Extracts from a graphics dataset
+ + +

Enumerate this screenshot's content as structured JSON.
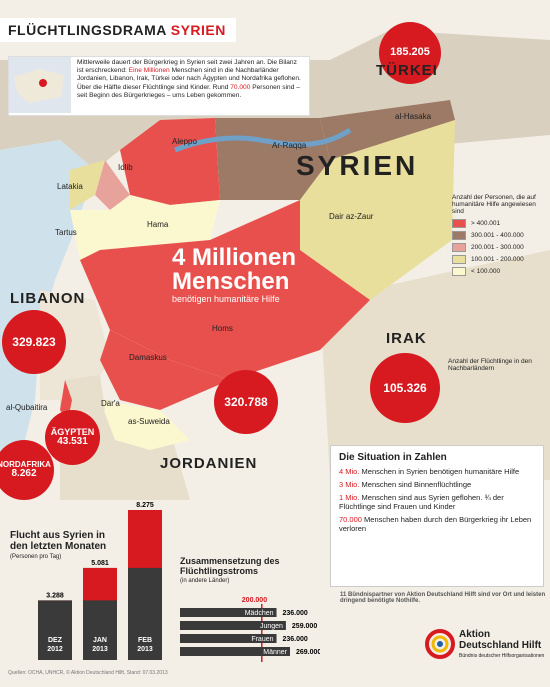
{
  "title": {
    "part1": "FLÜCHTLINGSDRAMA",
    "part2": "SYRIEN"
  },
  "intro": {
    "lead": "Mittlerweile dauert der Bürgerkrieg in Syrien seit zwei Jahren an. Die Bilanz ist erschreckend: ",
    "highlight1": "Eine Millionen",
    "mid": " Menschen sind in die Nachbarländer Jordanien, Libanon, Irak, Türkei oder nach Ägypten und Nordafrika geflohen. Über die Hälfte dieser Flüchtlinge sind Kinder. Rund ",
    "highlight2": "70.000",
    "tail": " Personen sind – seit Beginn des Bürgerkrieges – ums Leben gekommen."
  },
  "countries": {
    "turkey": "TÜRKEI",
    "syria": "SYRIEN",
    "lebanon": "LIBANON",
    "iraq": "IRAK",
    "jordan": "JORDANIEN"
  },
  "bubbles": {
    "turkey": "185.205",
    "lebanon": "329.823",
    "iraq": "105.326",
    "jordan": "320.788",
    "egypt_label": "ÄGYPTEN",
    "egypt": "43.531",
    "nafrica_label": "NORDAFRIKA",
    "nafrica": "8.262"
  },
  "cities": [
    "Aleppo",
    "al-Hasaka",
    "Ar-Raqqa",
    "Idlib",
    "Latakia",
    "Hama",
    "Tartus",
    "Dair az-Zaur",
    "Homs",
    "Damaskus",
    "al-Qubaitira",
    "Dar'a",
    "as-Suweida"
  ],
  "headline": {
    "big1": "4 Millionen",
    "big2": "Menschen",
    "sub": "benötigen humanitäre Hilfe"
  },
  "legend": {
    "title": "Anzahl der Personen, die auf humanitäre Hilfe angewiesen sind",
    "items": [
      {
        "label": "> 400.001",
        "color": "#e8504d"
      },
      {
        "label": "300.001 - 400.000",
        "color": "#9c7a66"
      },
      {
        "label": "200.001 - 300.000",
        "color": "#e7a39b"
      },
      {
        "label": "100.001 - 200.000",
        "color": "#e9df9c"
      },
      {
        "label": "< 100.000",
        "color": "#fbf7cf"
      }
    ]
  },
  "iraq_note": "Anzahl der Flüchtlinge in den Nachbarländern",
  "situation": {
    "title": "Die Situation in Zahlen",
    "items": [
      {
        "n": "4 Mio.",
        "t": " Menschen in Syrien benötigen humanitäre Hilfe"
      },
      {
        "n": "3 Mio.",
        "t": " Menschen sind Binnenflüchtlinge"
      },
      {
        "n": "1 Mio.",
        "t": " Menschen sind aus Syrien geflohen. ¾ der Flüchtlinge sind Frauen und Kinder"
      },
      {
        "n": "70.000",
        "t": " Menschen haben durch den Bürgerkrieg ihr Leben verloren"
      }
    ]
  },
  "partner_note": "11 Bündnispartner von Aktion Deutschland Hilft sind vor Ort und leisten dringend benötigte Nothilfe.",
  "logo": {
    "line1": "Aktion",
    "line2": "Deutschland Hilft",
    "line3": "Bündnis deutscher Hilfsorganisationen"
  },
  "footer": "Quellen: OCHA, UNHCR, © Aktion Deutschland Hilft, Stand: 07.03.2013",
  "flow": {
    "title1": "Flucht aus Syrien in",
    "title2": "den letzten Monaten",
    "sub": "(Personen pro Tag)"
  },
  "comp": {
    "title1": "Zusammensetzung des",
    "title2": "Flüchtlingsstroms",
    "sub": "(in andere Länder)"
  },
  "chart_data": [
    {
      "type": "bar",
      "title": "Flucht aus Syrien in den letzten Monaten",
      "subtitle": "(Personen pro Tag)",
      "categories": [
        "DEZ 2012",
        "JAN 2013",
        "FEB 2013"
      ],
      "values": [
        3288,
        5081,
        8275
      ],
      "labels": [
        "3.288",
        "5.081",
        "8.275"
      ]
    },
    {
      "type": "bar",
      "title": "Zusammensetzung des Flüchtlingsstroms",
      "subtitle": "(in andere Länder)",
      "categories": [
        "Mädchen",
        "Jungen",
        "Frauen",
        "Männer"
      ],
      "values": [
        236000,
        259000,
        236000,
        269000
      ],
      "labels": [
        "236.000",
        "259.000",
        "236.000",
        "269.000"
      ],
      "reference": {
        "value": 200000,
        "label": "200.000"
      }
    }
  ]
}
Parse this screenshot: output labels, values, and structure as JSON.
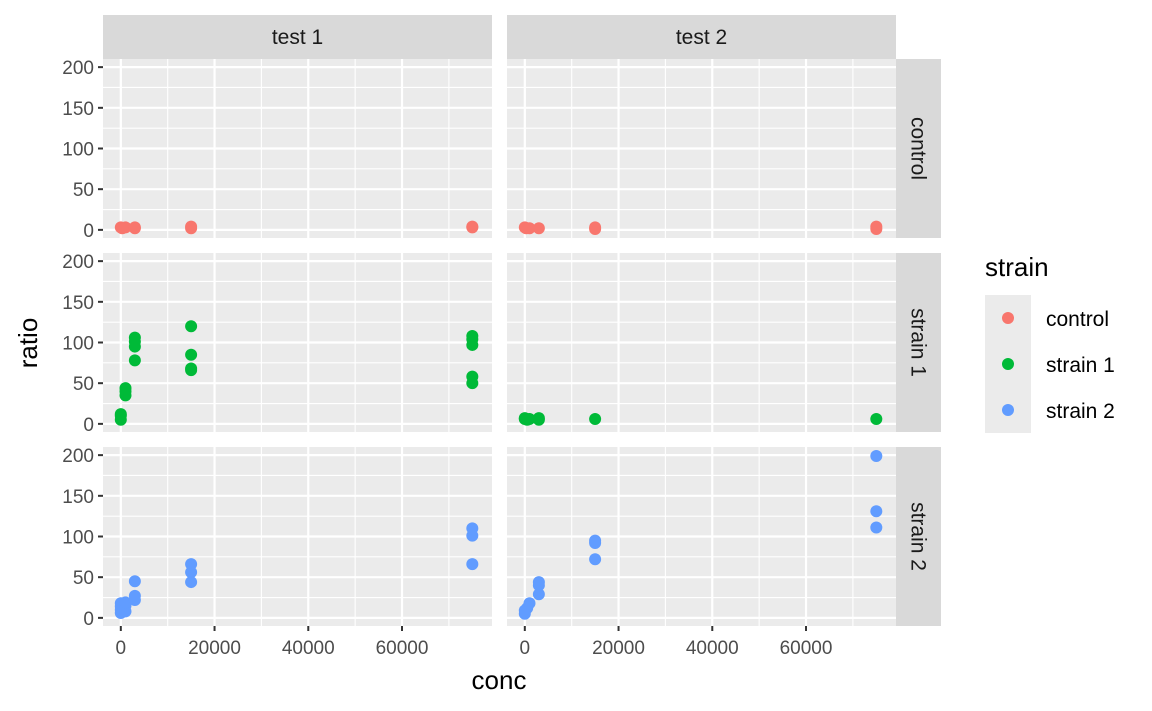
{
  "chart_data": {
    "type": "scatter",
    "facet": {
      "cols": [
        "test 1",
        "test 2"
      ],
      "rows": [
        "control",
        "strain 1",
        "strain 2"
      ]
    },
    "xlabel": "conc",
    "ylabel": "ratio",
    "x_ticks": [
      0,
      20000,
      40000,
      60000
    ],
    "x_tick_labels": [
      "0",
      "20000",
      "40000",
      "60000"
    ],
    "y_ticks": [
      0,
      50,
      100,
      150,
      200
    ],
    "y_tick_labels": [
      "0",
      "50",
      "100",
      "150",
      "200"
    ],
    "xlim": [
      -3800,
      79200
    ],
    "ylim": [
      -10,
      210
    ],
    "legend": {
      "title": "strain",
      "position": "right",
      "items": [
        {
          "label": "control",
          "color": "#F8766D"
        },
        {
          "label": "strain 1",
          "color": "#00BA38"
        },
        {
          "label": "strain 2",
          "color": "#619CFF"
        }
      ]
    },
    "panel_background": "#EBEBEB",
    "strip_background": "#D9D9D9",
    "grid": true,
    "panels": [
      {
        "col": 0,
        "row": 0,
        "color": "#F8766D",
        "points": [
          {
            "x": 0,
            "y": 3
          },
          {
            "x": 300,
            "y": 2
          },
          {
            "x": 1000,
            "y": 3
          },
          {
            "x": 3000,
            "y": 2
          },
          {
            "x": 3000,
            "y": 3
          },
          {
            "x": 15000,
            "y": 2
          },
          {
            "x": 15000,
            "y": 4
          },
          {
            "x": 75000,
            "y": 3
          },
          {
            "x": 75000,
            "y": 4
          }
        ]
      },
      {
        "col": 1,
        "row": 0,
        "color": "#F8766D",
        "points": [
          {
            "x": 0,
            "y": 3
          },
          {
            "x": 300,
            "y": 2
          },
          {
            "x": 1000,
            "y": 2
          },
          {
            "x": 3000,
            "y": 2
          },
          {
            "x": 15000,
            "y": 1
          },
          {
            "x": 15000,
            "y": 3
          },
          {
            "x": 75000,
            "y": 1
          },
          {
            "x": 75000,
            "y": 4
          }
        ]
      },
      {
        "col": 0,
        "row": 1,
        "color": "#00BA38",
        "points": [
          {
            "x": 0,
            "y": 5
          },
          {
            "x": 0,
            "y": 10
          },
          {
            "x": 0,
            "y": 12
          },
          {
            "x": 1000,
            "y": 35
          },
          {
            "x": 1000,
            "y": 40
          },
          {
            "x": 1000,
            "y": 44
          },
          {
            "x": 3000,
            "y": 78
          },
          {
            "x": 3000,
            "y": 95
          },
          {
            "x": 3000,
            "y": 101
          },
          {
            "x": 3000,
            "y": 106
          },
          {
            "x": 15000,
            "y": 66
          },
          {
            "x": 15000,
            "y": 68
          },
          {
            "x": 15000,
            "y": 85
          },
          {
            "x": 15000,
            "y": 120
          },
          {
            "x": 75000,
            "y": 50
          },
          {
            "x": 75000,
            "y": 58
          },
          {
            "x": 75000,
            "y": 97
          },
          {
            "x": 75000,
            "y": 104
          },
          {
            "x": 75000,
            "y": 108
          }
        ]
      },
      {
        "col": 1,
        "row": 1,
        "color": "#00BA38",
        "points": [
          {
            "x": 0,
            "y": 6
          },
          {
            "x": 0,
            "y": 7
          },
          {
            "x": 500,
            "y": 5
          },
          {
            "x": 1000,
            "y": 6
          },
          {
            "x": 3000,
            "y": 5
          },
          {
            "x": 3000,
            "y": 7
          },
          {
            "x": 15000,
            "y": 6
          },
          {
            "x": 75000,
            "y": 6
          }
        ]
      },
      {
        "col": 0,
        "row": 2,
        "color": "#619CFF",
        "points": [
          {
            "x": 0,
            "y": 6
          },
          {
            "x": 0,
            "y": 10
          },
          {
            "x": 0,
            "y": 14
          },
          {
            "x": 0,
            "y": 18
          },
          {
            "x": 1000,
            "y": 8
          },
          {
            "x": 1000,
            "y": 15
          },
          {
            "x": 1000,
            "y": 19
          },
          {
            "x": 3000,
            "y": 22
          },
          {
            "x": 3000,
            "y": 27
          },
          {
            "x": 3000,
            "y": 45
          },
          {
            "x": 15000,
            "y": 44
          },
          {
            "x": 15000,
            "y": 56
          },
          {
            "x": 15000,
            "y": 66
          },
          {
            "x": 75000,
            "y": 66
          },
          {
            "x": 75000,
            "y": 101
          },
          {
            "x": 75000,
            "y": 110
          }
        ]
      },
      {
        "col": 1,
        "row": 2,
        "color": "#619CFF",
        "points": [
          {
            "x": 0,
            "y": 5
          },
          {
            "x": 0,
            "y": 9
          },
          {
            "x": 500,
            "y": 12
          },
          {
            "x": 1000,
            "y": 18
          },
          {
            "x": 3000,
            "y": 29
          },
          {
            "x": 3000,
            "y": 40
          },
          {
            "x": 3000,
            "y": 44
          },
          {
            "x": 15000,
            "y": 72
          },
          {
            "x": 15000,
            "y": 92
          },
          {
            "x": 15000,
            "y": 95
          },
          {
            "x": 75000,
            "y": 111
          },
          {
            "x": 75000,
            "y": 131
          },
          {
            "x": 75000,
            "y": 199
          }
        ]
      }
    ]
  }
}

+ + +

> [Task directions]:
Scan the lines above for "Flüchtlingsstroms", then copy every one that has it.

> [Task solution]:
    "title2": "Flüchtlingsstroms",
      "title": "Zusammensetzung des Flüchtlingsstroms",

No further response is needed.